The listing below is the input. Say how many of its lines contain "this", giving the number alone.

--- start Input ---

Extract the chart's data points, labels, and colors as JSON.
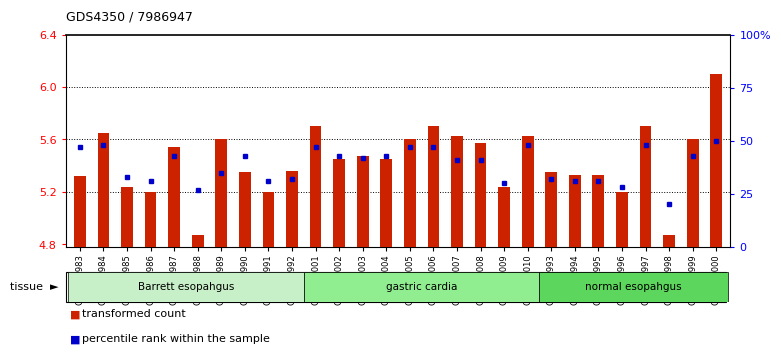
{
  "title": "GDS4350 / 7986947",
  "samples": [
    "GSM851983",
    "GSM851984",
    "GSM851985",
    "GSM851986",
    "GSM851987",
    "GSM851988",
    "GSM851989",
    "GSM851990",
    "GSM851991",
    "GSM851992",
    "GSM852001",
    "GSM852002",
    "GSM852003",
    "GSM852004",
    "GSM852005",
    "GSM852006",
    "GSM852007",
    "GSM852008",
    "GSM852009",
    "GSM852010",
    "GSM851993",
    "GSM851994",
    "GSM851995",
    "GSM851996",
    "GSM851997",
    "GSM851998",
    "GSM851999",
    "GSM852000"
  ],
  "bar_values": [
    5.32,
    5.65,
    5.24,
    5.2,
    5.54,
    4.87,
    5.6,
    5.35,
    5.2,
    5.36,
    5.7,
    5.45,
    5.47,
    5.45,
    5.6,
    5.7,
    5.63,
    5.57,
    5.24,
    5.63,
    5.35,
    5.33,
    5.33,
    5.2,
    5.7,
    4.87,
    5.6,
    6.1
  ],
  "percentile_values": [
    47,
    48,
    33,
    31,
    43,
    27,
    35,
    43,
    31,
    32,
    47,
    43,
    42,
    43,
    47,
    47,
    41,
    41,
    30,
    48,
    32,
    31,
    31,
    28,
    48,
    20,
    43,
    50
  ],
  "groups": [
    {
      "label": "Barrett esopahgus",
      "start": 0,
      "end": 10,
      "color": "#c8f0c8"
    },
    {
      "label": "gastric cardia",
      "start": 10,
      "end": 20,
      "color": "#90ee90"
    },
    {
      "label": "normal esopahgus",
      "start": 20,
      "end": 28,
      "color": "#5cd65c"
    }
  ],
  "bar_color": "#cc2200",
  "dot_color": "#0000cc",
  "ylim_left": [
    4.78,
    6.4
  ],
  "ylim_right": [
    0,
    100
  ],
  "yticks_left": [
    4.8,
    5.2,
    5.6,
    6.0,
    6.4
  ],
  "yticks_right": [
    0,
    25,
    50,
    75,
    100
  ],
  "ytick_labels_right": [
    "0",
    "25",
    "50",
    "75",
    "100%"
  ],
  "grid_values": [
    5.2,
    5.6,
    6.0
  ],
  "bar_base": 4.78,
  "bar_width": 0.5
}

--- end Input ---
--- start Input ---

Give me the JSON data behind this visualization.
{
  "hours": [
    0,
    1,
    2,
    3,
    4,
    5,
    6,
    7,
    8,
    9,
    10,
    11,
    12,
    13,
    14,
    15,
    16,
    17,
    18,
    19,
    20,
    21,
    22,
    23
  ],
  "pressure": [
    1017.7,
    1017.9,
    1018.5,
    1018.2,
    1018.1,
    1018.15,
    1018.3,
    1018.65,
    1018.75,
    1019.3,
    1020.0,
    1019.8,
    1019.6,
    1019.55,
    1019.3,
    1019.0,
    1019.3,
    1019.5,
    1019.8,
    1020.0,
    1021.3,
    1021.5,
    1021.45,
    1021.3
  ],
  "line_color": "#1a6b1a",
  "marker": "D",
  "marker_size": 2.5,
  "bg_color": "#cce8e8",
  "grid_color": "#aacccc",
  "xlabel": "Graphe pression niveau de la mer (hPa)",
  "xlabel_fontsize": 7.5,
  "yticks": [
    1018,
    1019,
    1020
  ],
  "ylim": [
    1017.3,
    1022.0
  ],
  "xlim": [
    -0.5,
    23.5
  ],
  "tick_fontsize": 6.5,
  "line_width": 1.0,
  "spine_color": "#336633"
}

--- end Input ---
--- start Input ---

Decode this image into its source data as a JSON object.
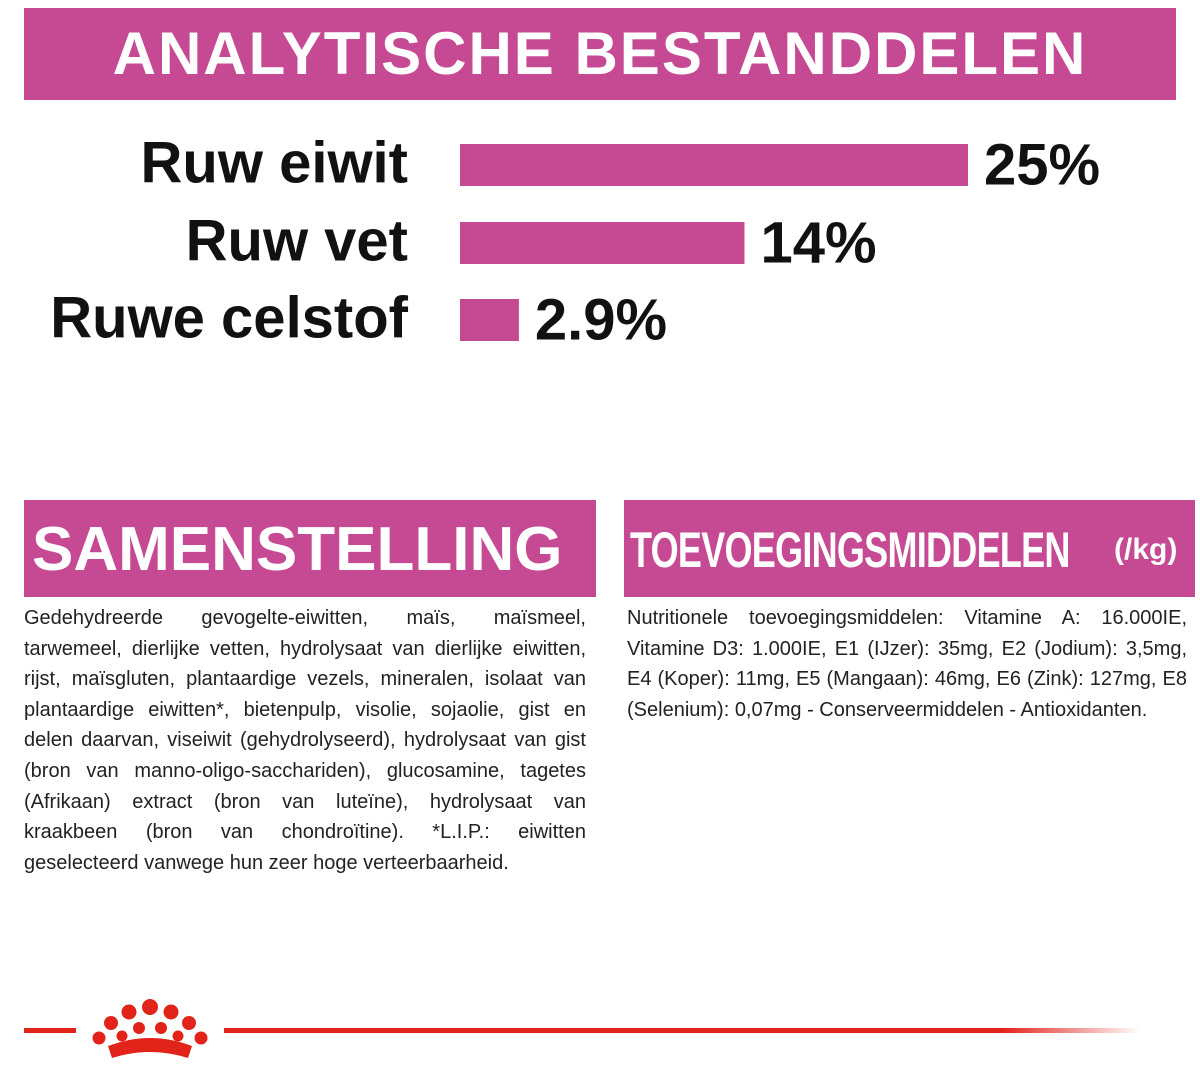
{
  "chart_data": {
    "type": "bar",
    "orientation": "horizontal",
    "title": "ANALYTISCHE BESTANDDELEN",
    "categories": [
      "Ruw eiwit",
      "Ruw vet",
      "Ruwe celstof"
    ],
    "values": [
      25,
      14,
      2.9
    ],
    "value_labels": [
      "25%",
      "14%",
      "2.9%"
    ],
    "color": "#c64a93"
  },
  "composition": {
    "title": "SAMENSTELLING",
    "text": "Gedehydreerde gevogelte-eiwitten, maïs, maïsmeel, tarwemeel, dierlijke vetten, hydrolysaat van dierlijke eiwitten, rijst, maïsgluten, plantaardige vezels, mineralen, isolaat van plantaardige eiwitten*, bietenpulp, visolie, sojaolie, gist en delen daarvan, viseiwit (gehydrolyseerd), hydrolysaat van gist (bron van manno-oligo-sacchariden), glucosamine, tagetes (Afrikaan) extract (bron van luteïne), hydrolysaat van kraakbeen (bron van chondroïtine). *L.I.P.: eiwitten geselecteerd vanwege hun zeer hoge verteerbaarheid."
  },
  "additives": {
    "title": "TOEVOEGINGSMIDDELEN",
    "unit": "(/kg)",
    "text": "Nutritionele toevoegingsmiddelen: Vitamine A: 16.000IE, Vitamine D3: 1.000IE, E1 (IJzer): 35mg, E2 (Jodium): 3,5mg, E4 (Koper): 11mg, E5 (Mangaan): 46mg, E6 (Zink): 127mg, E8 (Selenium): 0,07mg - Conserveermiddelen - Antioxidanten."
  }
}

--- end Input ---

§ Worked solution
2